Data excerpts

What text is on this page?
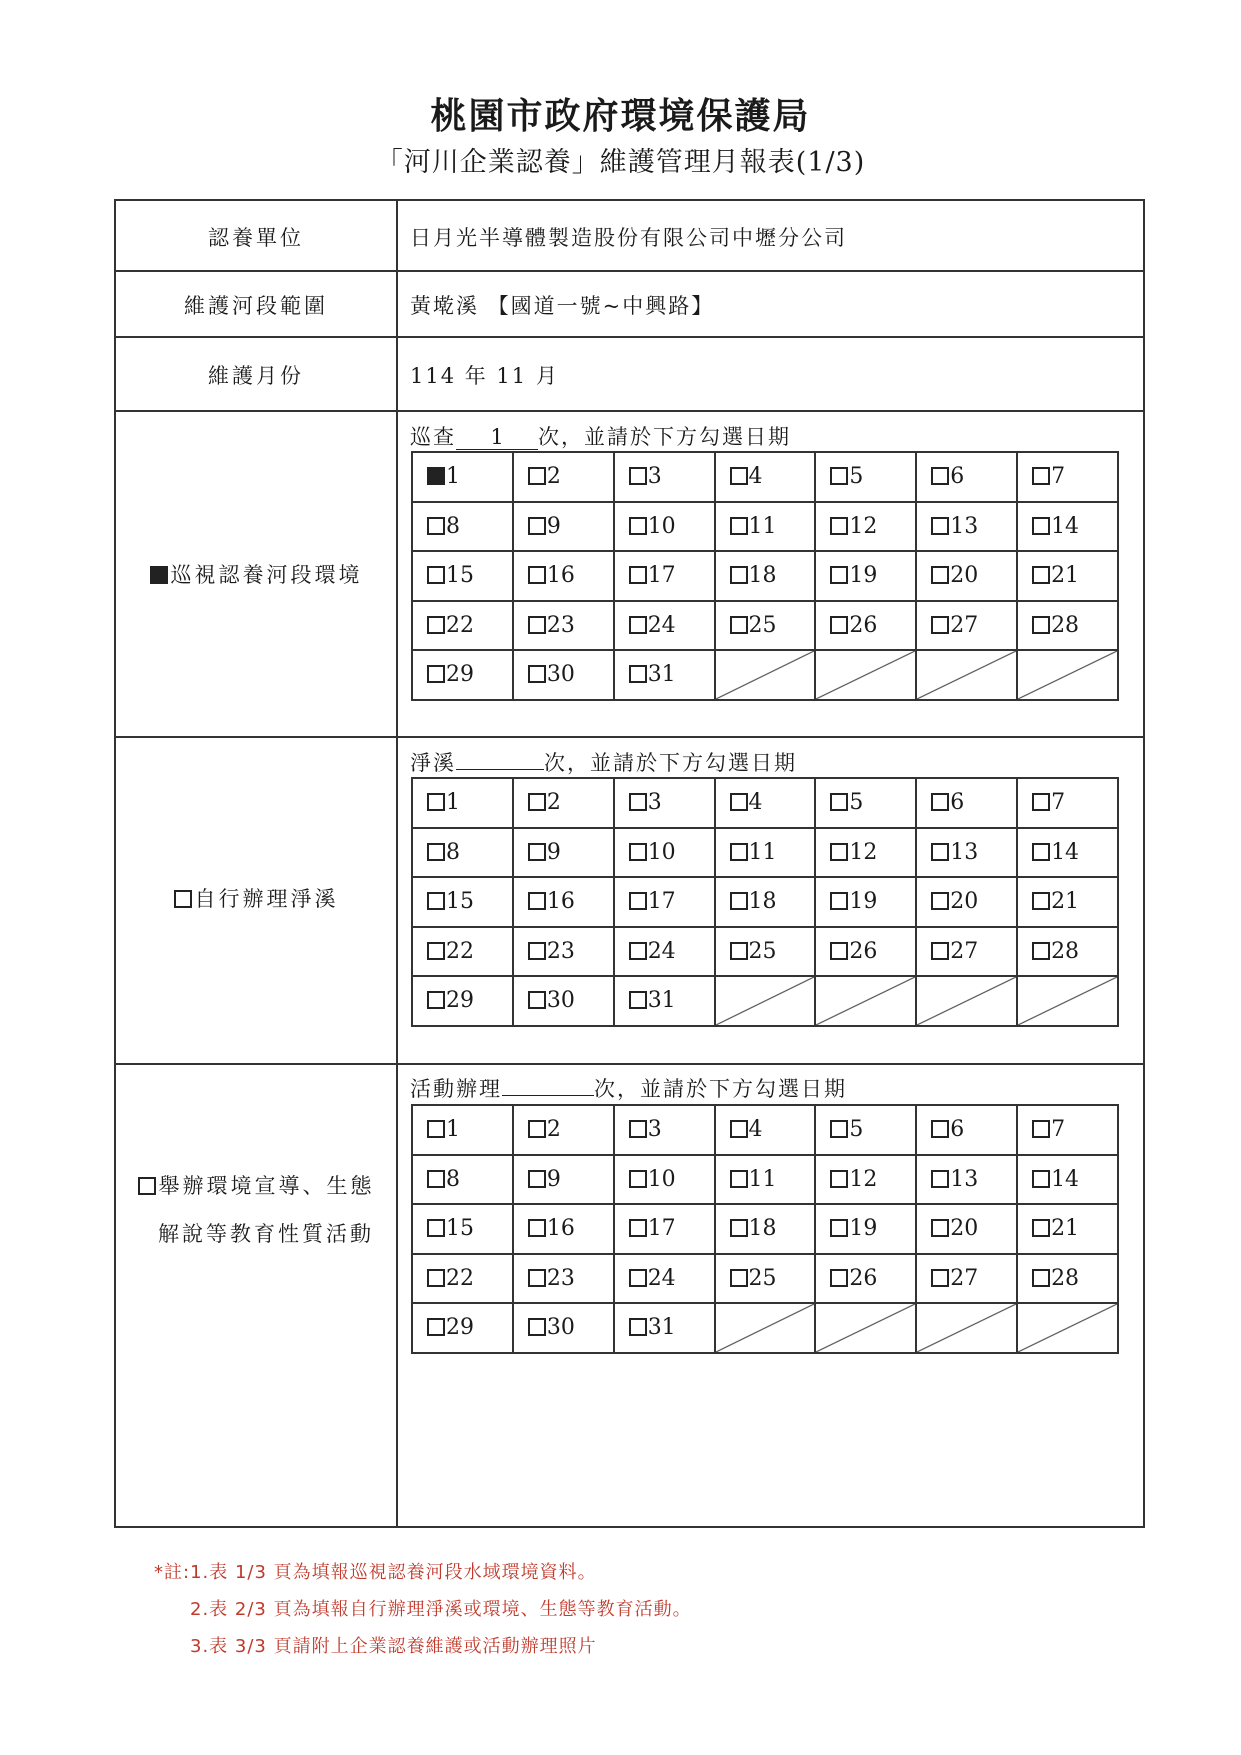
桃園市政府環境保護局
「河川企業認養」維護管理月報表(1/3)
認養單位	日月光半導體製造股份有限公司中壢分公司
維護河段範圍	黃墘溪 【國道一號~中興路】
維護月份	114 年 11 月
巡視認養河段環境
巡查 1 次，並請於下方勾選日期
1	2	3	4	5	6	7
8	9	10	11	12	13	14
15	16	17	18	19	20	21
22	23	24	25	26	27	28
29	30	31				
自行辦理淨溪
淨溪	次，並請於下方勾選日期
1	2	3	4	5	6	7
8	9	10	11	12	13	14
15	16	17	18	19	20	21
22	23	24	25	26	27	28
29	30	31				
舉辦環境宣導、生態
解說等教育性質活動
活動辦理	次，並請於下方勾選日期
1	2	3	4	5	6	7
8	9	10	11	12	13	14
15	16	17	18	19	20	21
22	23	24	25	26	27	28
29	30	31				
*註:1.表 1/3 頁為填報巡視認養河段水域環境資料。
2.表 2/3 頁為填報自行辦理淨溪或環境、生態等教育活動。
3.表 3/3 頁請附上企業認養維護或活動辦理照片
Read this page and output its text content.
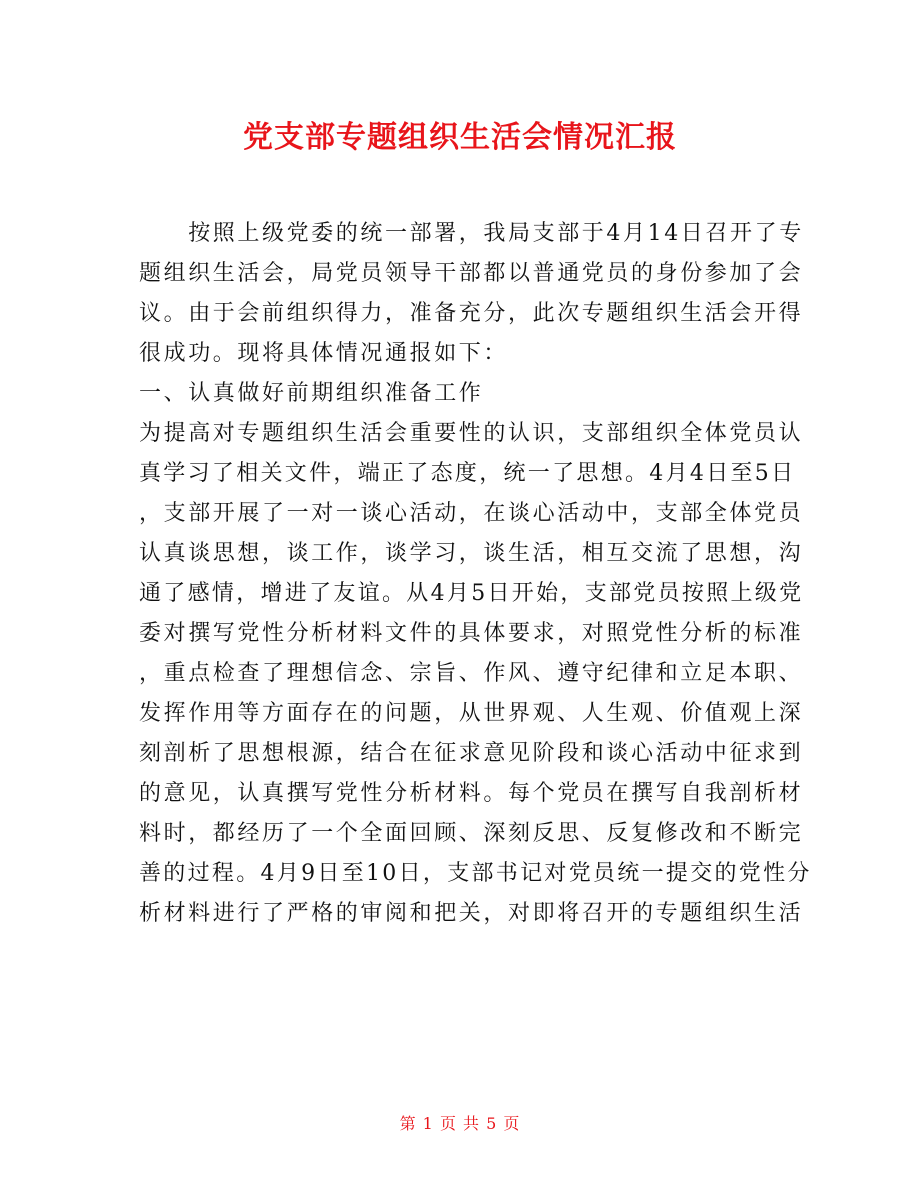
党支部专题组织生活会情况汇报
　　按照上级党委的统一部署，我局支部于4月14日召开了专
题组织生活会，局党员领导干部都以普通党员的身份参加了会
议。由于会前组织得力，准备充分，此次专题组织生活会开得
很成功。现将具体情况通报如下：
一、认真做好前期组织准备工作
为提高对专题组织生活会重要性的认识，支部组织全体党员认
真学习了相关文件，端正了态度，统一了思想。4月4日至5日
，支部开展了一对一谈心活动，在谈心活动中，支部全体党员
认真谈思想，谈工作，谈学习，谈生活，相互交流了思想，沟
通了感情，增进了友谊。从4月5日开始，支部党员按照上级党
委对撰写党性分析材料文件的具体要求，对照党性分析的标准
，重点检查了理想信念、宗旨、作风、遵守纪律和立足本职、
发挥作用等方面存在的问题，从世界观、人生观、价值观上深
刻剖析了思想根源，结合在征求意见阶段和谈心活动中征求到
的意见，认真撰写党性分析材料。每个党员在撰写自我剖析材
料时，都经历了一个全面回顾、深刻反思、反复修改和不断完
善的过程。4月9日至10日，支部书记对党员统一提交的党性分
析材料进行了严格的审阅和把关，对即将召开的专题组织生活
第 1 页 共 5 页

**Stated problem**: Scan the listing above and identify each line holding the string "text"; copy every such line.

**Problem solution**:
What text is on this page?
Read this page and output its text content.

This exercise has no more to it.